══ DATASET ══
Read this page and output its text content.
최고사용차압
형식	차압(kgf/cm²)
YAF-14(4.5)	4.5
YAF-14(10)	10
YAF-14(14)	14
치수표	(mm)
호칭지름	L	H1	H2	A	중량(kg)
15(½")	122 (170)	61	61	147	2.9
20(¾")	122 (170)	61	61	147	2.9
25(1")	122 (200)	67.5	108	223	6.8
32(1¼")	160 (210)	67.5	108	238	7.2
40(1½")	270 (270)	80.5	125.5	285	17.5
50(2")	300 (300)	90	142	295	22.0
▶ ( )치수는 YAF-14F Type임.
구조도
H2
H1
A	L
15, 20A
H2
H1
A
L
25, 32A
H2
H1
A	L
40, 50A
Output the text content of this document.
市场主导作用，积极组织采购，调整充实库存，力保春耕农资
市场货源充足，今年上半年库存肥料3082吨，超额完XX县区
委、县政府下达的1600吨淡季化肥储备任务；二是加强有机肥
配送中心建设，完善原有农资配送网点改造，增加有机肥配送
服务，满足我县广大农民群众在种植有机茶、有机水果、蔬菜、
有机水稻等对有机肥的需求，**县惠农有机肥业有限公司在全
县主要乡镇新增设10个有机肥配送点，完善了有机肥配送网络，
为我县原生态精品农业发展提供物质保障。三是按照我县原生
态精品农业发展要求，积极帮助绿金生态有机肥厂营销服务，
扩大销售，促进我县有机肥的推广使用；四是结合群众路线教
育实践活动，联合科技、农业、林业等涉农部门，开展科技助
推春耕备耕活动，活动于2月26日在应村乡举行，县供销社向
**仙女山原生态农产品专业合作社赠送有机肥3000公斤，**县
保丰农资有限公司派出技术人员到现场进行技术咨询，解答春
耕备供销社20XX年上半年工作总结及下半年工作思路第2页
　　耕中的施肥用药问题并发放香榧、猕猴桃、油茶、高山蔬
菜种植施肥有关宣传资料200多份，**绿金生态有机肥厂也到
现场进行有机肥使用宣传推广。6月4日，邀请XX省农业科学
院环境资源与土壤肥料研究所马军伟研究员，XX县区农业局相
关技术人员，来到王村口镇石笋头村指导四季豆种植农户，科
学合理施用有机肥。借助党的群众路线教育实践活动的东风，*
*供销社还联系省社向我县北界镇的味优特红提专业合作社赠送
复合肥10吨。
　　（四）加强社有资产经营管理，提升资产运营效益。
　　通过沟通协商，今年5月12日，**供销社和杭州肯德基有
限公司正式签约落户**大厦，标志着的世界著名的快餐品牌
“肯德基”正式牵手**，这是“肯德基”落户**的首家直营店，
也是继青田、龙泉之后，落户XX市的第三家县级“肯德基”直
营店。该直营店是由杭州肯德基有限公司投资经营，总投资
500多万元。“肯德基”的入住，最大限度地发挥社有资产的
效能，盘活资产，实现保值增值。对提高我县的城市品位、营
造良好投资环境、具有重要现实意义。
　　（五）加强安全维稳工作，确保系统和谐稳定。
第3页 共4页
═══
**WORK TO DO:** Your task is to reproduce the whole listing exactly.

**WORKED SOLUTION:**
Read this page and output its text content.
최고사용차압
형식	차압(kgf/cm²)
YAF-14(4.5)	4.5
YAF-14(10)	10
YAF-14(14)	14
치수표	(mm)
호칭지름	L	H1	H2	A	중량(kg)
15(½")	122 (170)	61	61	147	2.9
20(¾")	122 (170)	61	61	147	2.9
25(1")	122 (200)	67.5	108	223	6.8
32(1¼")	160 (210)	67.5	108	238	7.2
40(1½")	270 (270)	80.5	125.5	285	17.5
50(2")	300 (300)	90	142	295	22.0
▶ ( )치수는 YAF-14F Type임.
구조도
H2
H1
A	L
15, 20A
H2
H1
A
L
25, 32A
H2
H1
A	L
40, 50A
Output the text content of this document.
市场主导作用，积极组织采购，调整充实库存，力保春耕农资
市场货源充足，今年上半年库存肥料3082吨，超额完XX县区
委、县政府下达的1600吨淡季化肥储备任务；二是加强有机肥
配送中心建设，完善原有农资配送网点改造，增加有机肥配送
服务，满足我县广大农民群众在种植有机茶、有机水果、蔬菜、
有机水稻等对有机肥的需求，**县惠农有机肥业有限公司在全
县主要乡镇新增设10个有机肥配送点，完善了有机肥配送网络，
为我县原生态精品农业发展提供物质保障。三是按照我县原生
态精品农业发展要求，积极帮助绿金生态有机肥厂营销服务，
扩大销售，促进我县有机肥的推广使用；四是结合群众路线教
育实践活动，联合科技、农业、林业等涉农部门，开展科技助
推春耕备耕活动，活动于2月26日在应村乡举行，县供销社向
**仙女山原生态农产品专业合作社赠送有机肥3000公斤，**县
保丰农资有限公司派出技术人员到现场进行技术咨询，解答春
耕备供销社20XX年上半年工作总结及下半年工作思路第2页
　　耕中的施肥用药问题并发放香榧、猕猴桃、油茶、高山蔬
菜种植施肥有关宣传资料200多份，**绿金生态有机肥厂也到
现场进行有机肥使用宣传推广。6月4日，邀请XX省农业科学
院环境资源与土壤肥料研究所马军伟研究员，XX县区农业局相
关技术人员，来到王村口镇石笋头村指导四季豆种植农户，科
学合理施用有机肥。借助党的群众路线教育实践活动的东风，*
*供销社还联系省社向我县北界镇的味优特红提专业合作社赠送
复合肥10吨。
　　（四）加强社有资产经营管理，提升资产运营效益。
　　通过沟通协商，今年5月12日，**供销社和杭州肯德基有
限公司正式签约落户**大厦，标志着的世界著名的快餐品牌
“肯德基”正式牵手**，这是“肯德基”落户**的首家直营店，
也是继青田、龙泉之后，落户XX市的第三家县级“肯德基”直
营店。该直营店是由杭州肯德基有限公司投资经营，总投资
500多万元。“肯德基”的入住，最大限度地发挥社有资产的
效能，盘活资产，实现保值增值。对提高我县的城市品位、营
造良好投资环境、具有重要现实意义。
　　（五）加强安全维稳工作，确保系统和谐稳定。
第3页 共4页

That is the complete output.